>> Begin Task material

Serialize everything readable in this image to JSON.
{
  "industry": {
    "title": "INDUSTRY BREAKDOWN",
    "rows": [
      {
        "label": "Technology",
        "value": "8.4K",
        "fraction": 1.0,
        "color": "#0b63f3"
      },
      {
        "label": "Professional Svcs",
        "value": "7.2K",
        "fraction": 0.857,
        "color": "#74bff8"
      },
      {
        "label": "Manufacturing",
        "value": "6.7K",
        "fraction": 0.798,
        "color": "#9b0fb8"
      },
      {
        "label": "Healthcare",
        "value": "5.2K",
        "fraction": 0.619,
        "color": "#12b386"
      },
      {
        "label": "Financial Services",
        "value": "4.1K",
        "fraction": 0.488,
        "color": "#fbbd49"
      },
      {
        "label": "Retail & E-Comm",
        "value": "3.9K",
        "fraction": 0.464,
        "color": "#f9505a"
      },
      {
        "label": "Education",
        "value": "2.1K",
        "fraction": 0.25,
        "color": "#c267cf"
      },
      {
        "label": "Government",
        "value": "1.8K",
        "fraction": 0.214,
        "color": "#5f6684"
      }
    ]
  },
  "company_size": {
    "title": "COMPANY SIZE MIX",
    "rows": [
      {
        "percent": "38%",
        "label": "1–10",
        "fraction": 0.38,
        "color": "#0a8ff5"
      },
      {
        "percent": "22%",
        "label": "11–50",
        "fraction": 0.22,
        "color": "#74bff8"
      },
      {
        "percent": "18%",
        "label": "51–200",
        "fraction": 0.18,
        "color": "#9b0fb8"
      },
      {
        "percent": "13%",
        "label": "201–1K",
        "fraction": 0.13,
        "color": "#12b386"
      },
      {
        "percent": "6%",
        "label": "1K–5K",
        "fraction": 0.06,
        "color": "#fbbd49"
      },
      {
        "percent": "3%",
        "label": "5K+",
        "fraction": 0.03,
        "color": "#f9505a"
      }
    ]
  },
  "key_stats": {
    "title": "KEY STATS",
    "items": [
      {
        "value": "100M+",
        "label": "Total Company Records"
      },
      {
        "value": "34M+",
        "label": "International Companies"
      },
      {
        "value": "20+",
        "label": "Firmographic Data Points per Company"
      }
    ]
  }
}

>> End Task material

Problem description: Find each line holding "title". Copy it out.

Solution below:
    "title": "INDUSTRY BREAKDOWN",
    "title": "COMPANY SIZE MIX",
    "title": "KEY STATS",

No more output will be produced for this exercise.